WHAT THE TASK ASKS: Begin with the line holding "What data populates" and write out each following line to the end of the data, exactly. Pictures are left out.

GIVEN ENTRIES:
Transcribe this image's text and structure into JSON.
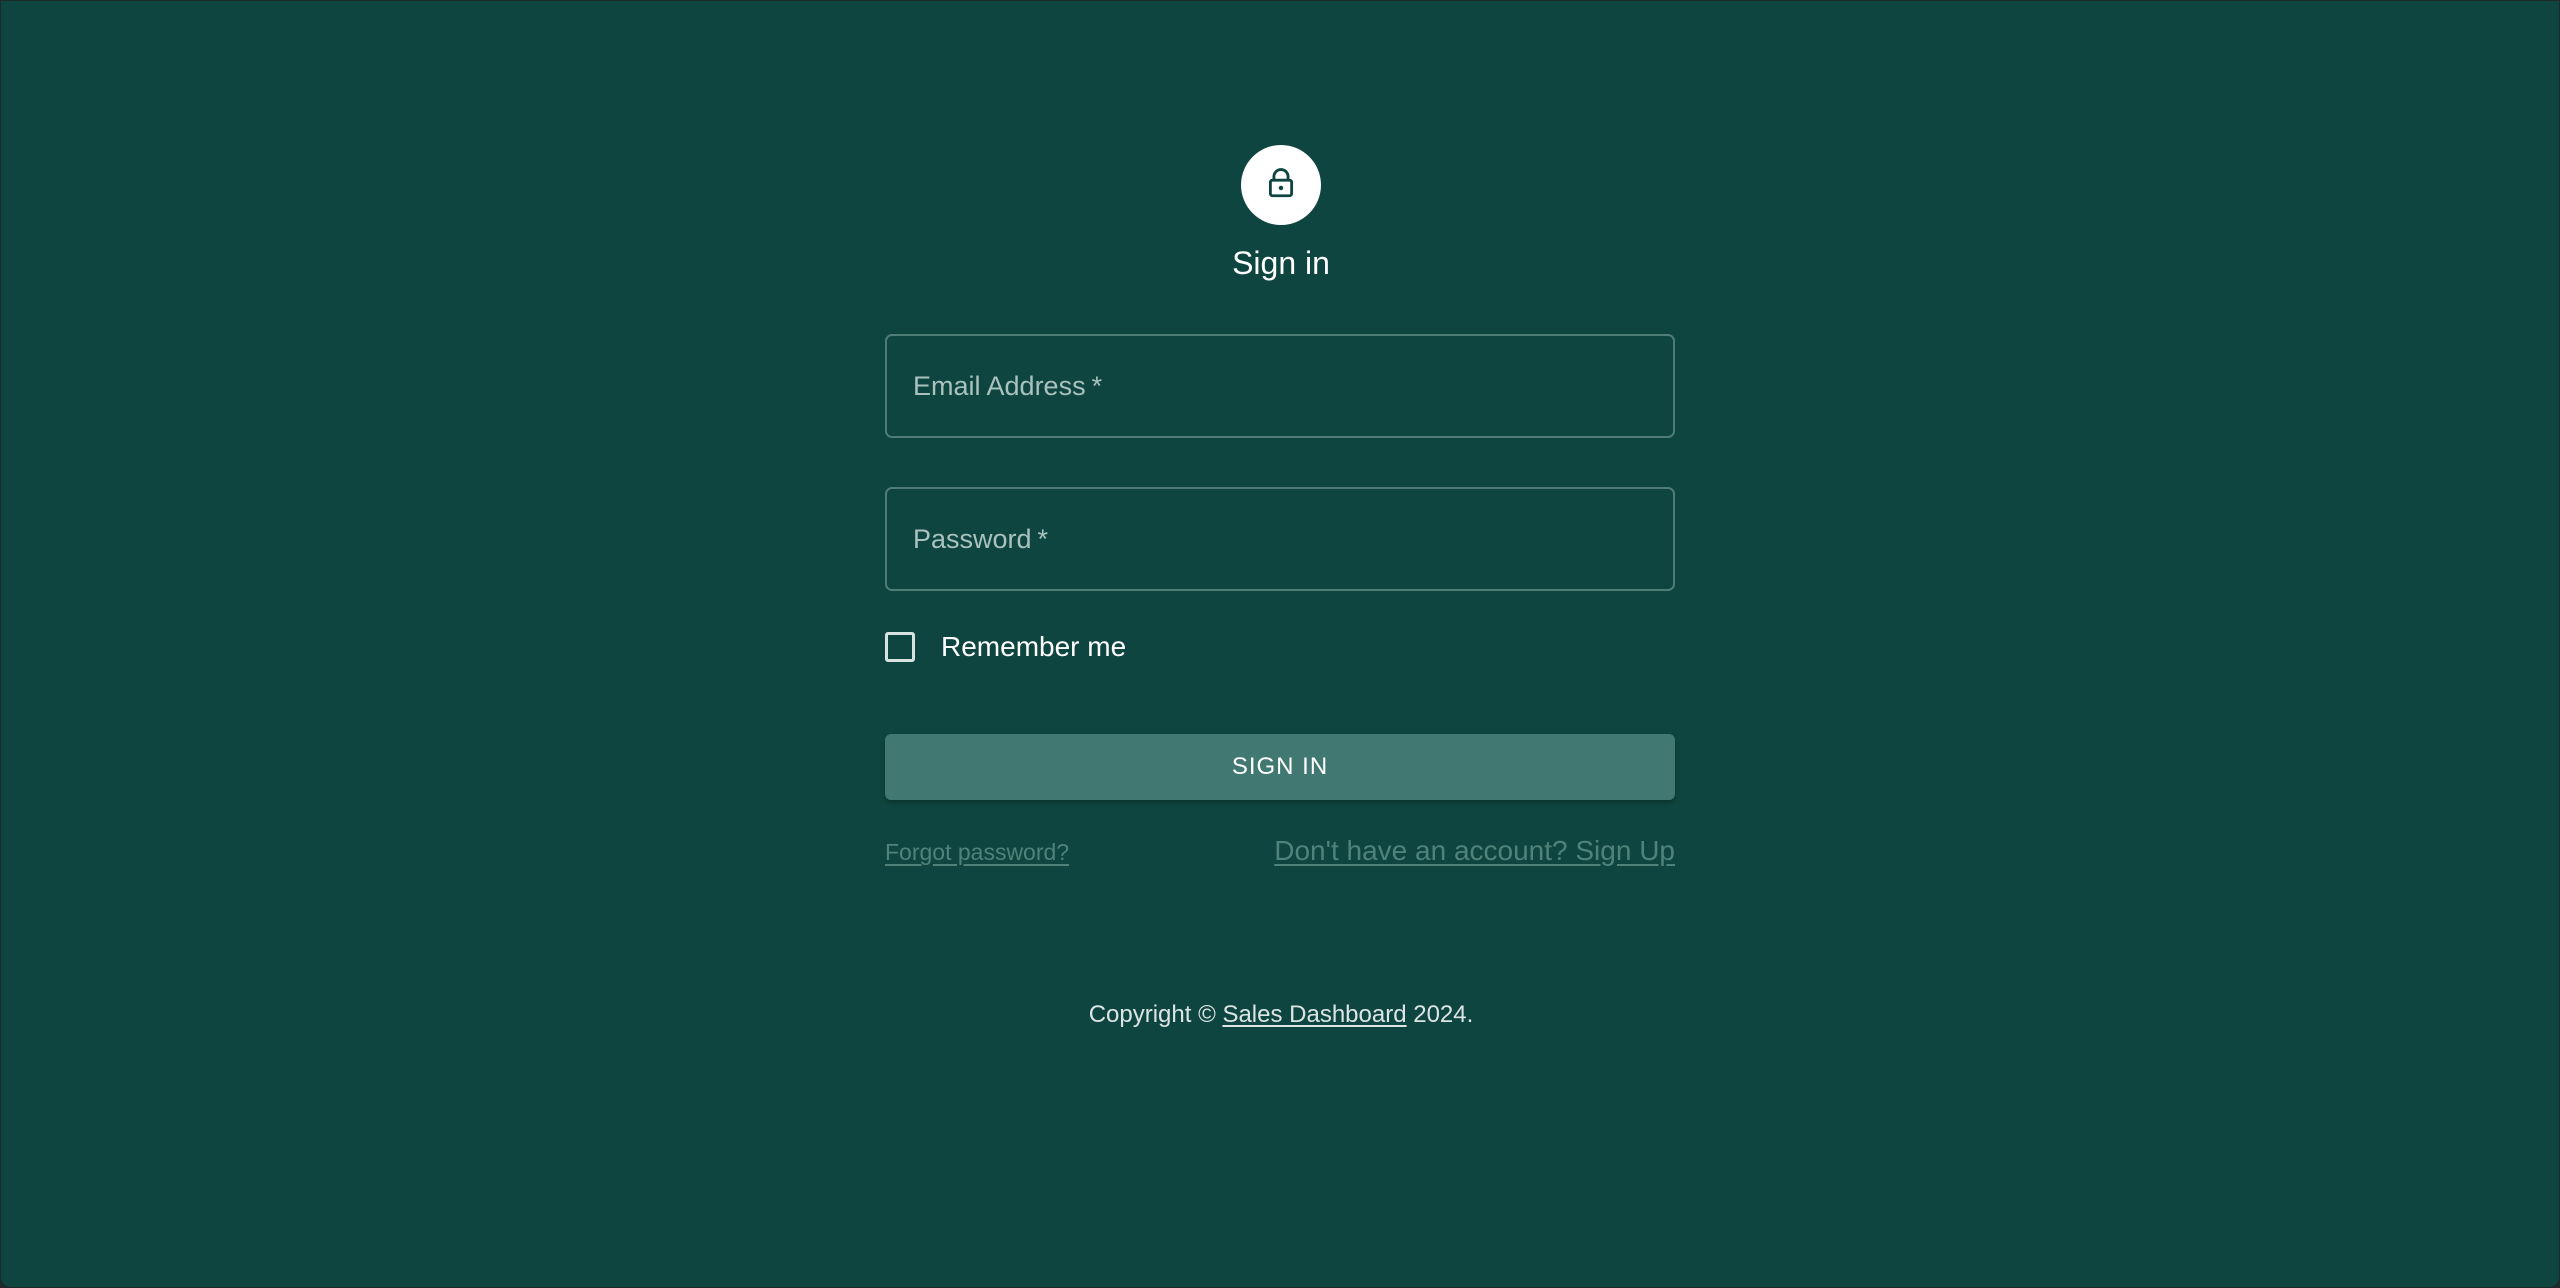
{
  "colors": {
    "background": "#0f4540",
    "button": "#417872",
    "field_border": "#4f7c76",
    "link": "#4f827b",
    "text": "#ffffff"
  },
  "header": {
    "icon": "lock-icon",
    "title": "Sign in"
  },
  "form": {
    "email": {
      "label": "Email Address",
      "required_mark": "*",
      "value": ""
    },
    "password": {
      "label": "Password",
      "required_mark": "*",
      "value": ""
    },
    "remember": {
      "label": "Remember me",
      "checked": false
    },
    "submit_label": "SIGN IN"
  },
  "links": {
    "forgot": "Forgot password?",
    "signup": "Don't have an account? Sign Up"
  },
  "footer": {
    "prefix": "Copyright ©",
    "link": "Sales Dashboard",
    "suffix": "2024."
  }
}
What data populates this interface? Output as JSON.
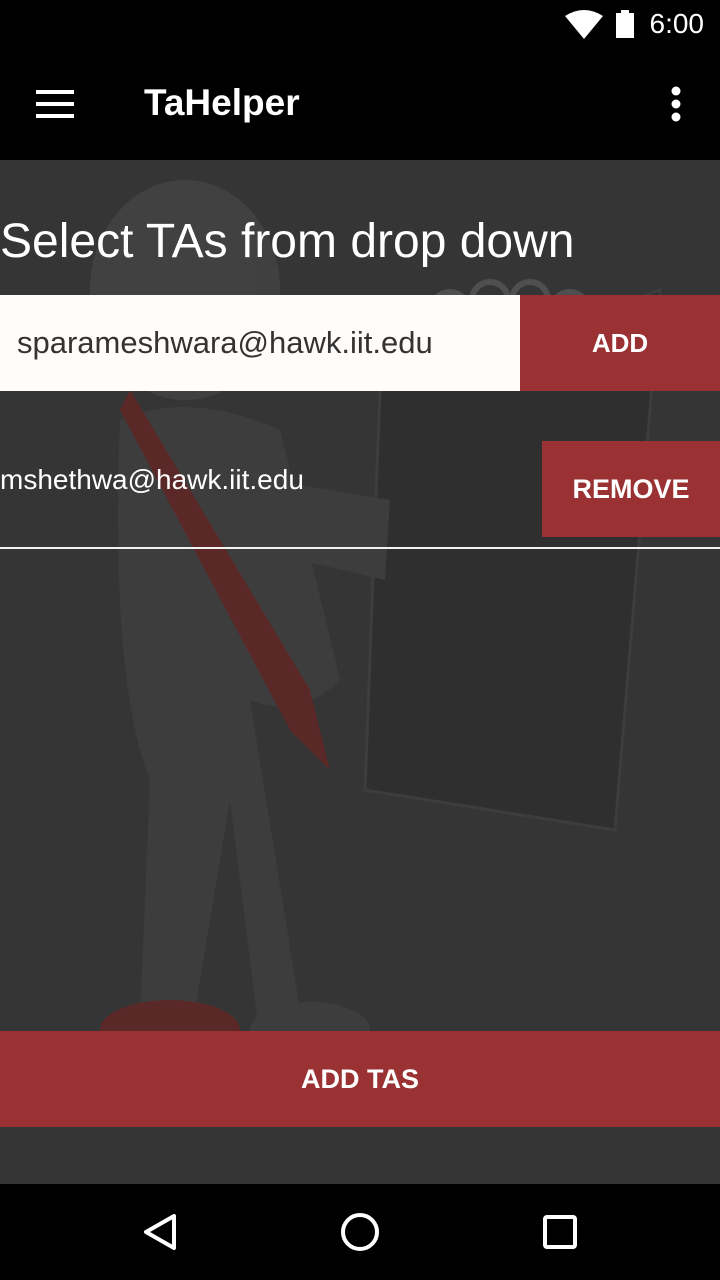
{
  "status_bar": {
    "time": "6:00",
    "icons": [
      "wifi-icon",
      "battery-icon"
    ]
  },
  "app_bar": {
    "title": "TaHelper",
    "left_icon": "menu-icon",
    "right_icon": "overflow-menu-icon"
  },
  "main": {
    "heading": "Select TAs from drop down",
    "spinner_value": "sparameshwara@hawk.iit.edu",
    "add_label": "ADD",
    "selected_tas": [
      {
        "email": "mshethwa@hawk.iit.edu",
        "remove_label": "REMOVE"
      }
    ],
    "submit_label": "ADD TAS"
  },
  "nav_bar": {
    "icons": [
      "back-icon",
      "home-icon",
      "recents-icon"
    ]
  },
  "colors": {
    "accent": "#9a3133",
    "content_bg": "#353535",
    "bars": "#000000",
    "spinner_bg": "#fffcfa"
  }
}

TASK ANSWER:
What data populates this interface? Output as JSON.
{
  "status_bar": {
    "time": "6:00",
    "icons": [
      "wifi-icon",
      "battery-icon"
    ]
  },
  "app_bar": {
    "title": "TaHelper",
    "left_icon": "menu-icon",
    "right_icon": "overflow-menu-icon"
  },
  "main": {
    "heading": "Select TAs from drop down",
    "spinner_value": "sparameshwara@hawk.iit.edu",
    "add_label": "ADD",
    "selected_tas": [
      {
        "email": "mshethwa@hawk.iit.edu",
        "remove_label": "REMOVE"
      }
    ],
    "submit_label": "ADD TAS"
  },
  "nav_bar": {
    "icons": [
      "back-icon",
      "home-icon",
      "recents-icon"
    ]
  },
  "colors": {
    "accent": "#9a3133",
    "content_bg": "#353535",
    "bars": "#000000",
    "spinner_bg": "#fffcfa"
  }
}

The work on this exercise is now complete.